• **SET PROBLEM**:
Each entry in the listing below should be restated word for word.
------ INPUT MATERIAL ------
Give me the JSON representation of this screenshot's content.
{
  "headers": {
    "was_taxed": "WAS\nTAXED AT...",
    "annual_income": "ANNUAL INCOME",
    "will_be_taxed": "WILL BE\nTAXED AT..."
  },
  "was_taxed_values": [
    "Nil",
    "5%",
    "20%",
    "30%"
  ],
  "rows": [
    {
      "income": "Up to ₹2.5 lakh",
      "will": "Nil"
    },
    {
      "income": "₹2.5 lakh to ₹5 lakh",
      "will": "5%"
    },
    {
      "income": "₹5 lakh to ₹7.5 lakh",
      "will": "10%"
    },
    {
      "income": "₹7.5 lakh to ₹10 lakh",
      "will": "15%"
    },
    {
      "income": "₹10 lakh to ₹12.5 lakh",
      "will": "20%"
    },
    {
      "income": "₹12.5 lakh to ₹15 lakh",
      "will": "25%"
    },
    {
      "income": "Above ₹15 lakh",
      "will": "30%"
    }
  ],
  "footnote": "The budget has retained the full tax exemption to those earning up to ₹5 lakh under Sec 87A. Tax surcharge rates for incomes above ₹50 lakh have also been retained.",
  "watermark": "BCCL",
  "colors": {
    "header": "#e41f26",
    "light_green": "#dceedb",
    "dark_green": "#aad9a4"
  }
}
------
• **COMPLETE RESPONSE**:
Give me the JSON representation of this screenshot's content.
{
  "headers": {
    "was_taxed": "WAS\nTAXED AT...",
    "annual_income": "ANNUAL INCOME",
    "will_be_taxed": "WILL BE\nTAXED AT..."
  },
  "was_taxed_values": [
    "Nil",
    "5%",
    "20%",
    "30%"
  ],
  "rows": [
    {
      "income": "Up to ₹2.5 lakh",
      "will": "Nil"
    },
    {
      "income": "₹2.5 lakh to ₹5 lakh",
      "will": "5%"
    },
    {
      "income": "₹5 lakh to ₹7.5 lakh",
      "will": "10%"
    },
    {
      "income": "₹7.5 lakh to ₹10 lakh",
      "will": "15%"
    },
    {
      "income": "₹10 lakh to ₹12.5 lakh",
      "will": "20%"
    },
    {
      "income": "₹12.5 lakh to ₹15 lakh",
      "will": "25%"
    },
    {
      "income": "Above ₹15 lakh",
      "will": "30%"
    }
  ],
  "footnote": "The budget has retained the full tax exemption to those earning up to ₹5 lakh under Sec 87A. Tax surcharge rates for incomes above ₹50 lakh have also been retained.",
  "watermark": "BCCL",
  "colors": {
    "header": "#e41f26",
    "light_green": "#dceedb",
    "dark_green": "#aad9a4"
  }
}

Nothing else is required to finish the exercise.